> **YOUR OBJECTIVE**
Locate each line in the records containing "text". Copy it.

> **DATA FOR THIS EXERCISE**
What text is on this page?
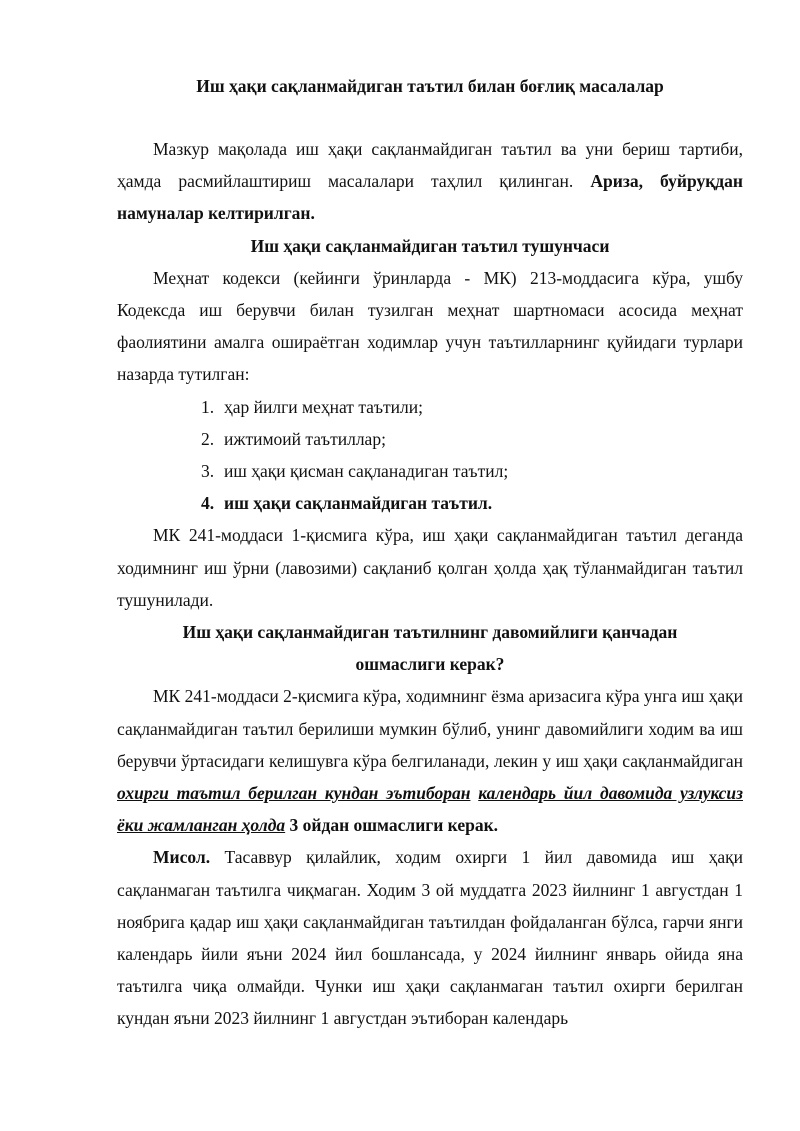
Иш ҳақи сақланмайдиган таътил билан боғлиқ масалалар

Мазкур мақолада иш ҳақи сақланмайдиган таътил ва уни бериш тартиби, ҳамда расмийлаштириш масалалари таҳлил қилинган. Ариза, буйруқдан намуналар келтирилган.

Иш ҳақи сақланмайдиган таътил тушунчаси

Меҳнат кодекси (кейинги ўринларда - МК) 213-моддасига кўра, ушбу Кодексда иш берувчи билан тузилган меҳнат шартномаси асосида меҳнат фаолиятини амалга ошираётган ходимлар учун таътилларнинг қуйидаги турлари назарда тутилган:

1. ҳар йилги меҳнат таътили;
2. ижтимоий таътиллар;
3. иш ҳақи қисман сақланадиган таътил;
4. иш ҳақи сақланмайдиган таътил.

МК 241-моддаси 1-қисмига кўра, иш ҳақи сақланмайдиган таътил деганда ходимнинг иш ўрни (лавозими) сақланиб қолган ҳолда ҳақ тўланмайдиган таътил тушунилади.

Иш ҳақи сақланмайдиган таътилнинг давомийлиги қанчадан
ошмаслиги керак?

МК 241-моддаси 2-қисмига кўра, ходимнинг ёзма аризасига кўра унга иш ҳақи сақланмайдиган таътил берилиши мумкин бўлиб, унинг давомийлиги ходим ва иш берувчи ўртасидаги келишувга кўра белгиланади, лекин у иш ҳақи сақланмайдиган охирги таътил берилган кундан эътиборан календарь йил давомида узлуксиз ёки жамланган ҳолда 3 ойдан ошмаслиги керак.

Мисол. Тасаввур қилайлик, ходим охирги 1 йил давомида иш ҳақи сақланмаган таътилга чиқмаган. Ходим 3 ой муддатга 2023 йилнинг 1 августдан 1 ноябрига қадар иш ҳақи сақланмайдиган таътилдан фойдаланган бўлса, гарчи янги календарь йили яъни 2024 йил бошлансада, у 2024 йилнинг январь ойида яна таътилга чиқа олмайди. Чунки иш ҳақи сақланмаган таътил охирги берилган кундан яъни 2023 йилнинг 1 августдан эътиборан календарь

...

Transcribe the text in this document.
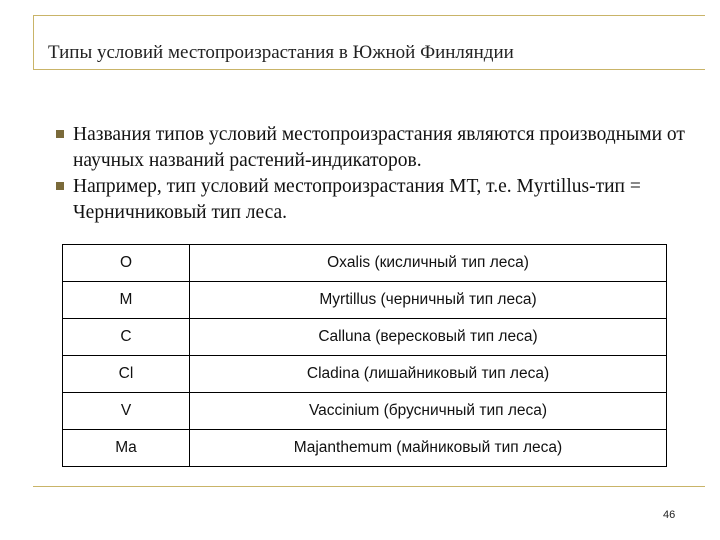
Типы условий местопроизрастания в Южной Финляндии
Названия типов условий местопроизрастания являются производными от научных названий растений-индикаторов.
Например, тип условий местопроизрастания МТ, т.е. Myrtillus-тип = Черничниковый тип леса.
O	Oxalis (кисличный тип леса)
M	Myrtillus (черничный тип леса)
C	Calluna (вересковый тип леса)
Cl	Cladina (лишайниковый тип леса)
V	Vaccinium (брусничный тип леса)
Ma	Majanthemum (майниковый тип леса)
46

> **PROBLEM SOLUTION**
What text is on this page?
Transcribe the text in this document.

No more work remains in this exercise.